## [What the exercise asks]
Reproduce the lines of the material starting at the line that contains "radio-merge-one-sheet-label: 多页合成一个工作表 [252,479,405,499]" and ending at the line that contains "verification-failed-dialog: 验证失败 账号绑定设备验证失败，请检查你的网络。", substituting "nav-item" for every occurrence of "sidebar-item" and leaving all other text unchanged.

## [The input]
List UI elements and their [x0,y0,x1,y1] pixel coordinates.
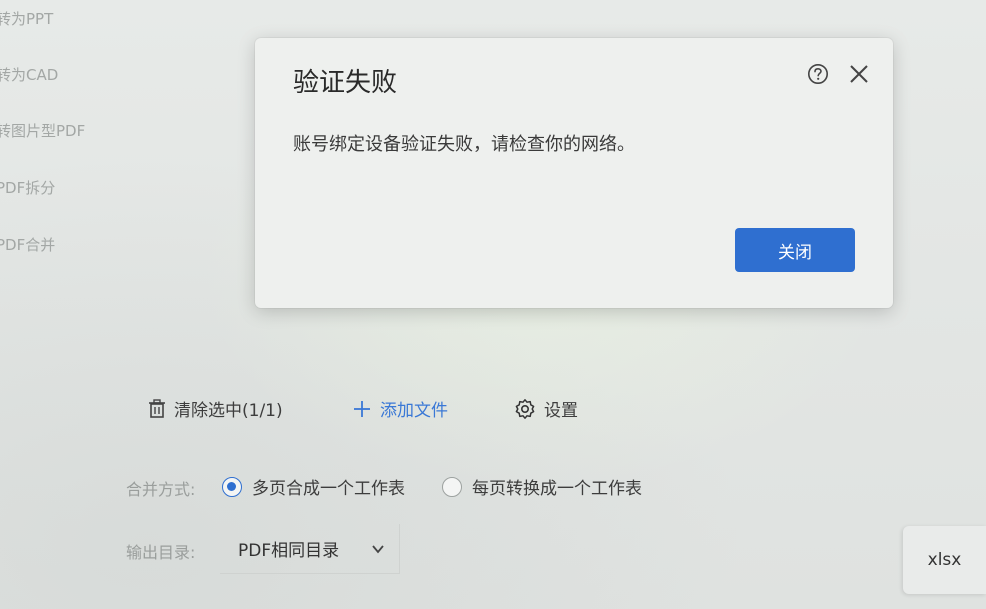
radio-merge-one-sheet-label: 多页合成一个工作表 [252,479,405,499]
radio-each-page-sheet-label: 每页转换成一个工作表 [472,479,642,499]
radio-button-unchecked[interactable] [442,476,462,497]
sidebar: 转为PPT 转为CAD 转图片型PDF PDF拆分 PDF合并 [0,0,120,300]
add-file-label: 添加文件 [380,401,448,421]
sidebar-item-pdf-merge[interactable]: PDF合并 [0,234,55,255]
plus-icon [354,400,370,417]
settings-button[interactable]: 设置 [514,396,578,421]
sidebar-item-to-ppt[interactable]: 转为PPT [0,8,53,29]
output-dir-label: 输出目录: [126,543,196,562]
output-dir-value: PDF相同目录 [238,541,340,561]
add-file-button[interactable]: 添加文件 [352,396,448,421]
chevron-down-icon [372,545,384,554]
clear-selected-label: 清除选中(1/1) [174,401,283,421]
close-icon[interactable] [849,64,869,84]
help-circle-icon[interactable] [807,63,829,85]
sidebar-item-to-image-pdf[interactable]: 转图片型PDF [0,120,85,141]
radio-each-page-sheet[interactable]: 每页转换成一个工作表 [442,474,642,499]
output-format-chip[interactable]: xlsx [903,526,986,594]
verification-failed-dialog: 验证失败 账号绑定设备验证失败，请检查你的网络。 关闭 [255,38,893,308]
clear-selected-button[interactable]: 清除选中(1/1) [148,396,283,421]
dialog-title: 验证失败 [293,68,398,98]
sidebar-item-to-cad[interactable]: 转为CAD [0,64,58,85]
sidebar-item-pdf-split[interactable]: PDF拆分 [0,177,55,198]
merge-mode-label: 合并方式: [126,480,196,499]
dialog-close-button[interactable]: 关闭 [735,228,855,272]
gear-icon [515,398,535,419]
output-dir-select[interactable]: PDF相同目录 [220,524,400,574]
trash-icon [149,398,165,418]
radio-button-checked[interactable] [222,476,242,497]
settings-label: 设置 [544,401,578,421]
radio-merge-one-sheet[interactable]: 多页合成一个工作表 [222,474,405,499]
dialog-message: 账号绑定设备验证失败，请检查你的网络。 [293,134,635,155]
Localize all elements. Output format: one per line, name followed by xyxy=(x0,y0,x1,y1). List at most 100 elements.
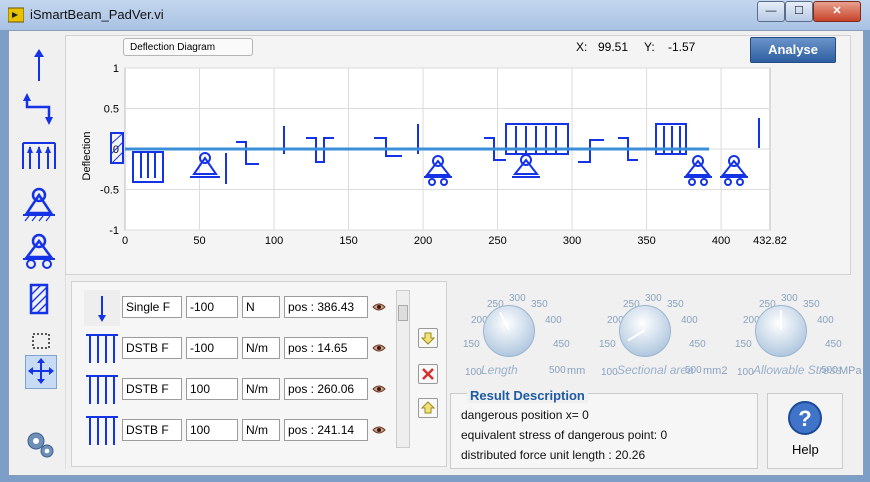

## [Exercise answer]
radio-merge-one-sheet-label: 多页合成一个工作表 [252,479,405,499]
radio-each-page-sheet-label: 每页转换成一个工作表 [472,479,642,499]
radio-button-unchecked[interactable] [442,476,462,497]
sidebar: 转为PPT 转为CAD 转图片型PDF PDF拆分 PDF合并 [0,0,120,300]
add-file-label: 添加文件 [380,401,448,421]
nav-item-pdf-merge[interactable]: PDF合并 [0,234,55,255]
plus-icon [354,400,370,417]
settings-button[interactable]: 设置 [514,396,578,421]
nav-item-to-ppt[interactable]: 转为PPT [0,8,53,29]
output-dir-label: 输出目录: [126,543,196,562]
output-dir-value: PDF相同目录 [238,541,340,561]
add-file-button[interactable]: 添加文件 [352,396,448,421]
chevron-down-icon [372,545,384,554]
clear-selected-label: 清除选中(1/1) [174,401,283,421]
close-icon[interactable] [849,64,869,84]
help-circle-icon[interactable] [807,63,829,85]
nav-item-to-image-pdf[interactable]: 转图片型PDF [0,120,85,141]
radio-each-page-sheet[interactable]: 每页转换成一个工作表 [442,474,642,499]
output-format-chip[interactable]: xlsx [903,526,986,594]
verification-failed-dialog: 验证失败 账号绑定设备验证失败，请检查你的网络。 关闭 [255,38,893,308]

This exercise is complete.